[Start DATA ENTRIES]

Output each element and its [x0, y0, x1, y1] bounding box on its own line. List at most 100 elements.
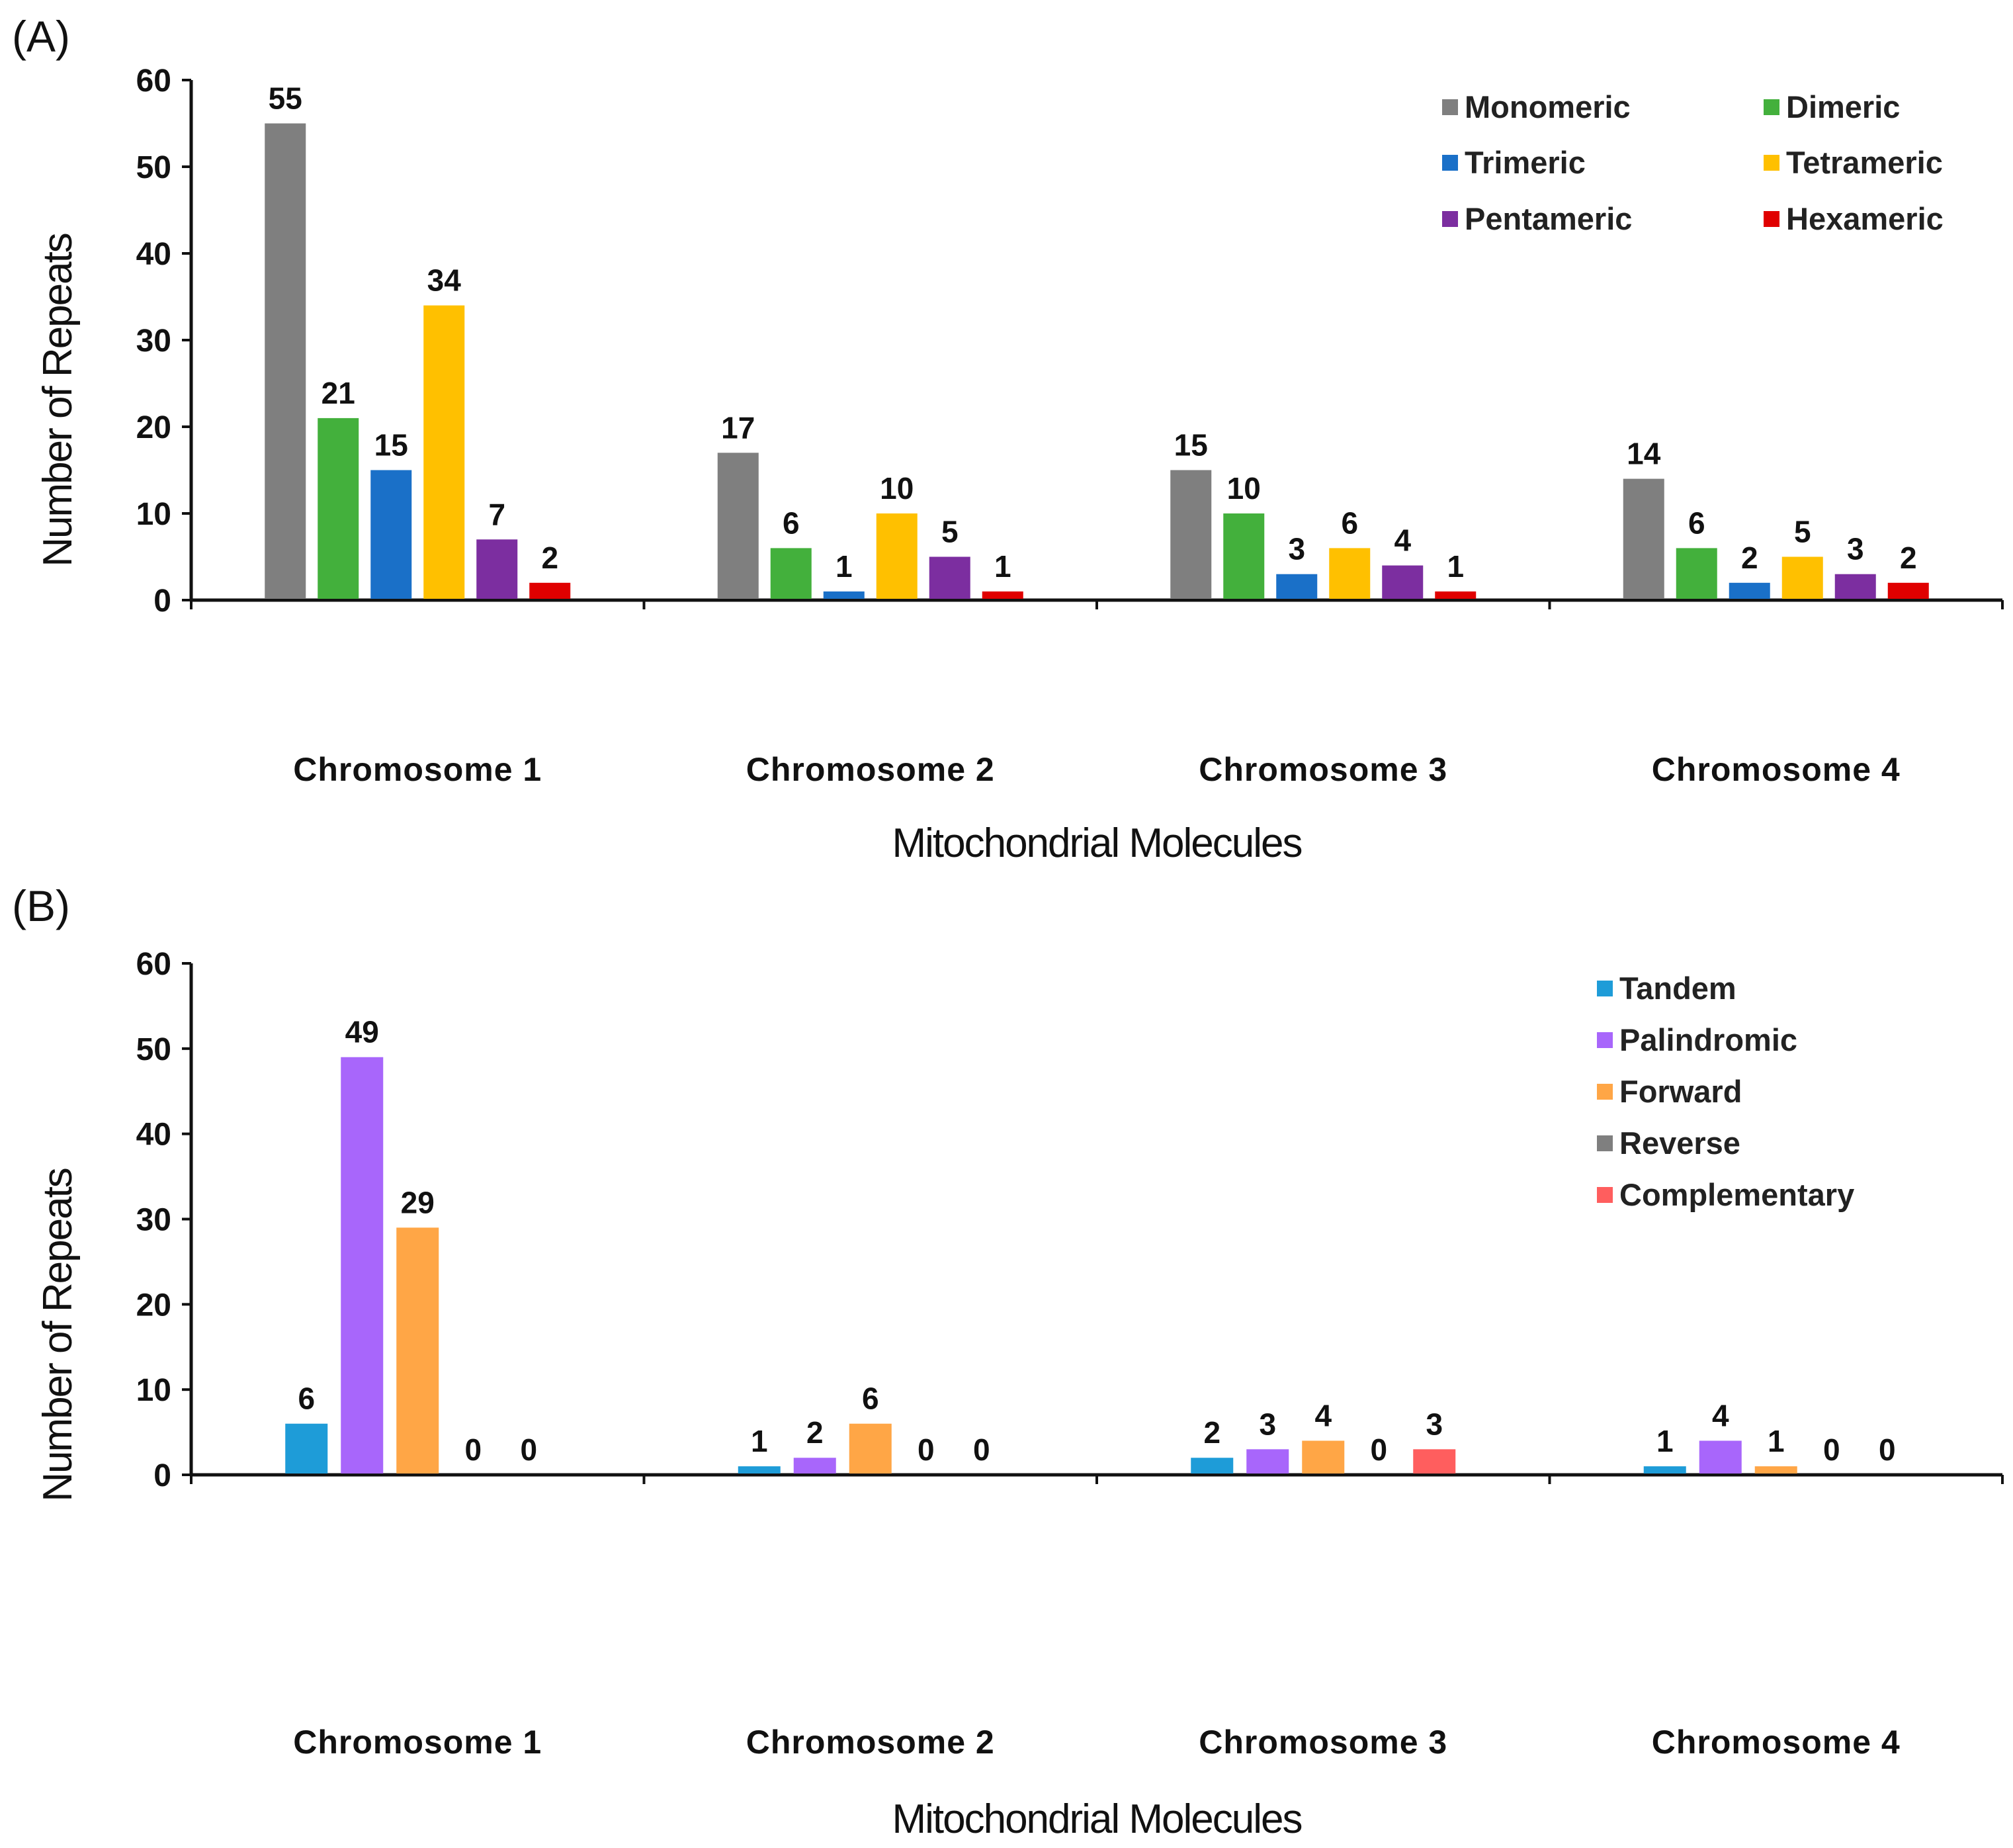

[End DATA ENTRIES]
[Start DATA ENTRIES]

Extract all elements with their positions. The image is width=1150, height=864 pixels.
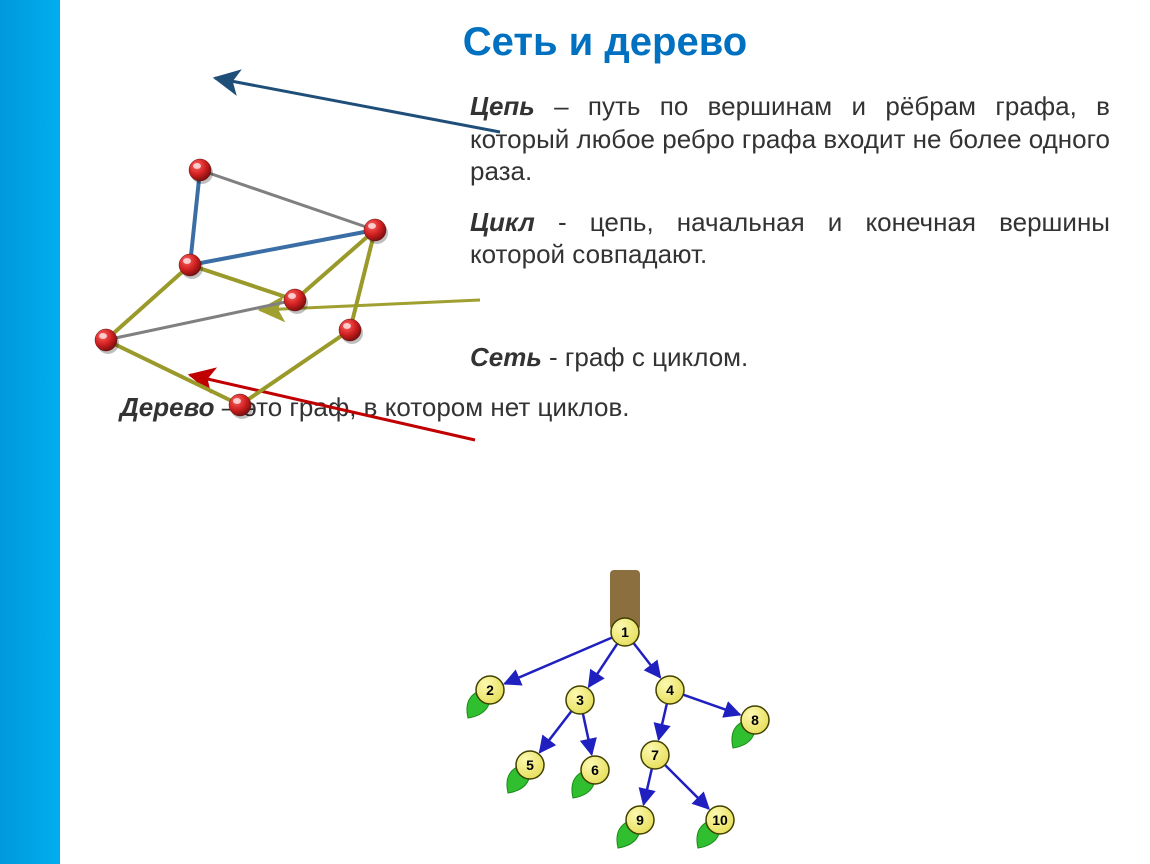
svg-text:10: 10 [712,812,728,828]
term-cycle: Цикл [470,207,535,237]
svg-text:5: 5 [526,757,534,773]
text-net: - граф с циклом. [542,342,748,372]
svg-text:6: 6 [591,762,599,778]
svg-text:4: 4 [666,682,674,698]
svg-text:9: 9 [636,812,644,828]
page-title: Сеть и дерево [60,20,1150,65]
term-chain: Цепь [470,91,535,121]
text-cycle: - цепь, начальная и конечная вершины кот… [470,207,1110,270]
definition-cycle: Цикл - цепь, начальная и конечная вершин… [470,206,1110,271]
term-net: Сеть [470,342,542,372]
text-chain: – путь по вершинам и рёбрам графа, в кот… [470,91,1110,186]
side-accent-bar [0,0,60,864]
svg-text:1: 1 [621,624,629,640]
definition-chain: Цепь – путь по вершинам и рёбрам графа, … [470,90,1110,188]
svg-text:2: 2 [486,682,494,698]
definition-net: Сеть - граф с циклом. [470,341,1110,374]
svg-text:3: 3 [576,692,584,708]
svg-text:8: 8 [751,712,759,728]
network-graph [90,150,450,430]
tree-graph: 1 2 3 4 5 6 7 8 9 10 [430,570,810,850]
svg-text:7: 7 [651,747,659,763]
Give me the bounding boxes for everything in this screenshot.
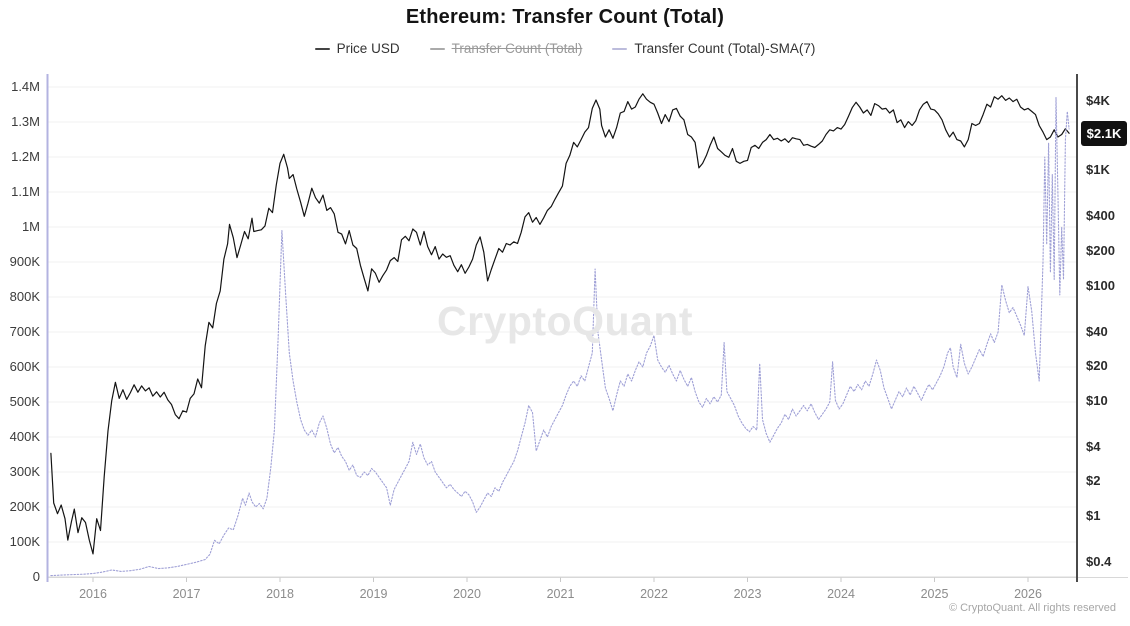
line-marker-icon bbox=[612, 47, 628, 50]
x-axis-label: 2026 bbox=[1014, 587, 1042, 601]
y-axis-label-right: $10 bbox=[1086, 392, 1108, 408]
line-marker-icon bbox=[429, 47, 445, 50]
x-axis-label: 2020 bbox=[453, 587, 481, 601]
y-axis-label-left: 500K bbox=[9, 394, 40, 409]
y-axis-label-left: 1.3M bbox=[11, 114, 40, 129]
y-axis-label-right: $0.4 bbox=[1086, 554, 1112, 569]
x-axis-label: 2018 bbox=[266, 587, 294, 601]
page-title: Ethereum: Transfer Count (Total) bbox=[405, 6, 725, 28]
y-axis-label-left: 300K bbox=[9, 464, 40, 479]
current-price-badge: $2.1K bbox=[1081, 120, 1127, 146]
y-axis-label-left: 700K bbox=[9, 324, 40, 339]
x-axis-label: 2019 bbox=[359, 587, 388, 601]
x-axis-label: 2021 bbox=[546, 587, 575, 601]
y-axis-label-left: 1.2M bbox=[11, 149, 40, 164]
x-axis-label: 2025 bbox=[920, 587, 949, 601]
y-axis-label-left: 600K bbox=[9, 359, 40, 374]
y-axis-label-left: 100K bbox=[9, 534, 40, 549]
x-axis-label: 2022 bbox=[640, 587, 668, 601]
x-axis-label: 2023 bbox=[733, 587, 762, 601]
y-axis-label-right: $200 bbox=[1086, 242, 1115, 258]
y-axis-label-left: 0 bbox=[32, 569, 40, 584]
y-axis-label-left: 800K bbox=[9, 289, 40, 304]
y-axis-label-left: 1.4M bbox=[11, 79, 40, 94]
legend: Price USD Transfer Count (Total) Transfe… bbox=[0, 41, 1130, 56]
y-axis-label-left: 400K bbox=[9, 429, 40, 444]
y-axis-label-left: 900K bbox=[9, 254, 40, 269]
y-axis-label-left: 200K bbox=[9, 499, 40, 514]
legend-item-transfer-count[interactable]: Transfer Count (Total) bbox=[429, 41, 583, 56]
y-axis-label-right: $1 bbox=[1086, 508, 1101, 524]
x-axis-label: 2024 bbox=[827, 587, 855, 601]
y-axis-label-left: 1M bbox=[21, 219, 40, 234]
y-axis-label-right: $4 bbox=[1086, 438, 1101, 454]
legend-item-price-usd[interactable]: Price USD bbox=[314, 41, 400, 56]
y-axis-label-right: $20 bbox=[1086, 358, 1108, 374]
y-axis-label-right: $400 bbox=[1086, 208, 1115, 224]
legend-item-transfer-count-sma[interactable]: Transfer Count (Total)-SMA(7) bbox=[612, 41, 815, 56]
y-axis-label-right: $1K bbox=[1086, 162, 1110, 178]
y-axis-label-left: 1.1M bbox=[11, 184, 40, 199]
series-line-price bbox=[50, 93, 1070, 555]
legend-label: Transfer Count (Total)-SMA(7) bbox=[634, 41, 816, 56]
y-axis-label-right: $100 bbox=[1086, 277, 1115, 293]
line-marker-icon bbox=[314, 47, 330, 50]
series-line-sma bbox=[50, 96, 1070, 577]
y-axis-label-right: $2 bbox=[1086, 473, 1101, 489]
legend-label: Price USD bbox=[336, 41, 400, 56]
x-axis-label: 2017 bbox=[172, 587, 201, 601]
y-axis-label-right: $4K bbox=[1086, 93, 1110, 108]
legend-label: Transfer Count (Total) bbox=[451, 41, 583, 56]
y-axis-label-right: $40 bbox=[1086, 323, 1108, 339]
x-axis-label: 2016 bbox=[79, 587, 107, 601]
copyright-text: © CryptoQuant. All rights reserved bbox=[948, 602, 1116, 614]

[End DATA ENTRIES]
[Start DATA ENTRIES]

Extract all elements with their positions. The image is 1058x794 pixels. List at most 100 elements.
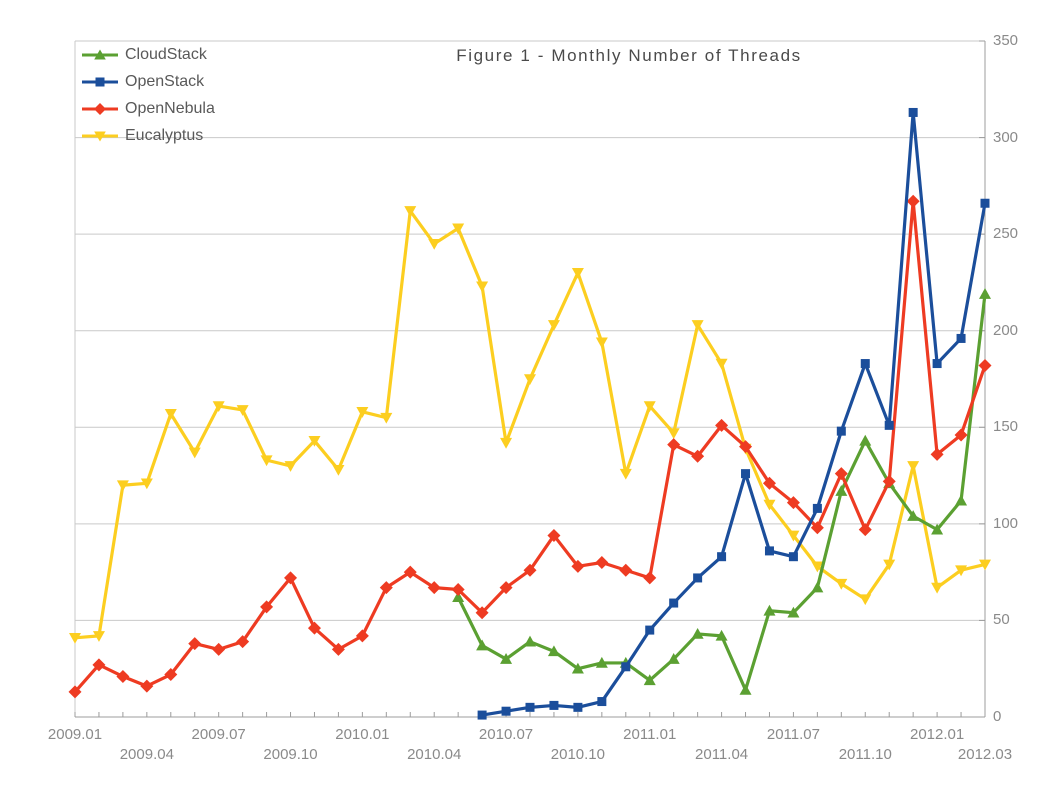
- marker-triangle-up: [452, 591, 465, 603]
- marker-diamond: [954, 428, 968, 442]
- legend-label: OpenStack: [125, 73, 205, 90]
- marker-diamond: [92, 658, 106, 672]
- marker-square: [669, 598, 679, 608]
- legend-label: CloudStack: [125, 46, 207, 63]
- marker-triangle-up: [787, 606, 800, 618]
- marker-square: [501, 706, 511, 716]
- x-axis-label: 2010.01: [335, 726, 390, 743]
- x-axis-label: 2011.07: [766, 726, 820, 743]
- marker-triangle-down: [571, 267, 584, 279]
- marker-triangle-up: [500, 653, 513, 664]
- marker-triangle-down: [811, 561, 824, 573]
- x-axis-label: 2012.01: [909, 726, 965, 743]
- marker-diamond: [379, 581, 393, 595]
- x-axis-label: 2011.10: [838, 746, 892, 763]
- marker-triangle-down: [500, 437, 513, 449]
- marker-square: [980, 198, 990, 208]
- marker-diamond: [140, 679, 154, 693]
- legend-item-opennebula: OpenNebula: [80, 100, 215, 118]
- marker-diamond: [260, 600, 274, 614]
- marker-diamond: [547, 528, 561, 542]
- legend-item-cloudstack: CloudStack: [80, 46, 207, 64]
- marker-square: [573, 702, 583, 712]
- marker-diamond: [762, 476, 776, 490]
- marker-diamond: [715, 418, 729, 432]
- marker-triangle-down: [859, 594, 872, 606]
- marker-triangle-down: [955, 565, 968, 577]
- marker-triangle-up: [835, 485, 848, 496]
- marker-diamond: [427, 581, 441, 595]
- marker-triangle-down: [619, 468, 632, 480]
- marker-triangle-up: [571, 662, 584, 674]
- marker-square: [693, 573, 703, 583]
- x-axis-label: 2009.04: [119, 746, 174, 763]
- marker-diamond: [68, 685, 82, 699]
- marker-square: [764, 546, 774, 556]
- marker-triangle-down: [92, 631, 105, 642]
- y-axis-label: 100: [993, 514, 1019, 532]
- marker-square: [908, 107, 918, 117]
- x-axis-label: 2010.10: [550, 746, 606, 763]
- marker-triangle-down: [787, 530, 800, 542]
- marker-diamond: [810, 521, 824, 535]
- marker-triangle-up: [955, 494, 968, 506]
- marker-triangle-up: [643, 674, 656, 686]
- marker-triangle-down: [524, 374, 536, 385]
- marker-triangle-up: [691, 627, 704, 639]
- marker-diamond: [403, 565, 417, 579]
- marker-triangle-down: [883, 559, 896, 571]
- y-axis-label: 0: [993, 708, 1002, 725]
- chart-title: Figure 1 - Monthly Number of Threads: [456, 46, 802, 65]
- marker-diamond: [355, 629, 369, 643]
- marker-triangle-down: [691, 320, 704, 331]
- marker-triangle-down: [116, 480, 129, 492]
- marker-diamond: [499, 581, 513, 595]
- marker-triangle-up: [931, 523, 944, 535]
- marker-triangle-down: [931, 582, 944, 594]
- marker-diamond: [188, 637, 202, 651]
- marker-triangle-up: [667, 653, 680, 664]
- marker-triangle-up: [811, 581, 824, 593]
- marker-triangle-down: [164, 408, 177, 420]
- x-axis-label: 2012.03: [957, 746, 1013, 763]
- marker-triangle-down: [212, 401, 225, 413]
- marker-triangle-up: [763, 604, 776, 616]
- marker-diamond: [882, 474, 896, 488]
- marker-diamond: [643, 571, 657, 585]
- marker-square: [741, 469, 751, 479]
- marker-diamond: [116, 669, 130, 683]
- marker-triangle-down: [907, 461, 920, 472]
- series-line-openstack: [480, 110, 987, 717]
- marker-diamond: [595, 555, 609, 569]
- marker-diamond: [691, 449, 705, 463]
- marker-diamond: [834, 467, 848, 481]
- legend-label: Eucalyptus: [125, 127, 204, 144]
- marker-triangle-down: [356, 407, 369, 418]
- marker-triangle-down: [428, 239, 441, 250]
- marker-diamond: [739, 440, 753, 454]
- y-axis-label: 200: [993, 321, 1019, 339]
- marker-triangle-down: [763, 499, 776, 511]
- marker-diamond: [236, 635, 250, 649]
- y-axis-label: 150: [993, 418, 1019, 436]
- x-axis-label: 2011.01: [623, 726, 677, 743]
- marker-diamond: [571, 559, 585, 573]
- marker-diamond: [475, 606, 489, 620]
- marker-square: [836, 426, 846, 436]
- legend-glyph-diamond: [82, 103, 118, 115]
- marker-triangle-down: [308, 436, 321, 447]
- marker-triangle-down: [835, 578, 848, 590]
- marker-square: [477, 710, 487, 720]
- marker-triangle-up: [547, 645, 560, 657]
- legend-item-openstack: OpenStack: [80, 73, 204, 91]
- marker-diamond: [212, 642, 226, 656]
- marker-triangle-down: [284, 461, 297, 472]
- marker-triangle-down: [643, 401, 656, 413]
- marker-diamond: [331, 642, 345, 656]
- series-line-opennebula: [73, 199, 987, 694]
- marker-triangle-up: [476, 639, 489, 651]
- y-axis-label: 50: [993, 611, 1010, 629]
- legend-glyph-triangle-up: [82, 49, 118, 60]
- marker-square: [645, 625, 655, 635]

[End DATA ENTRIES]

- **SET EXERCISE**:
Which lines in the material above contain the string "square"? Pull out and copy each of those lines, matching case exactly.

- **PROBLEM SOLUTION**:
- marker-square: [669, 598, 679, 608]
- marker-square: [501, 706, 511, 716]
- marker-square: [980, 198, 990, 208]
- marker-square: [573, 702, 583, 712]
- marker-square: [693, 573, 703, 583]
- marker-square: [764, 546, 774, 556]
- marker-square: [908, 107, 918, 117]
- marker-square: [741, 469, 751, 479]
- marker-square: [836, 426, 846, 436]
- marker-square: [477, 710, 487, 720]
- marker-square: [645, 625, 655, 635]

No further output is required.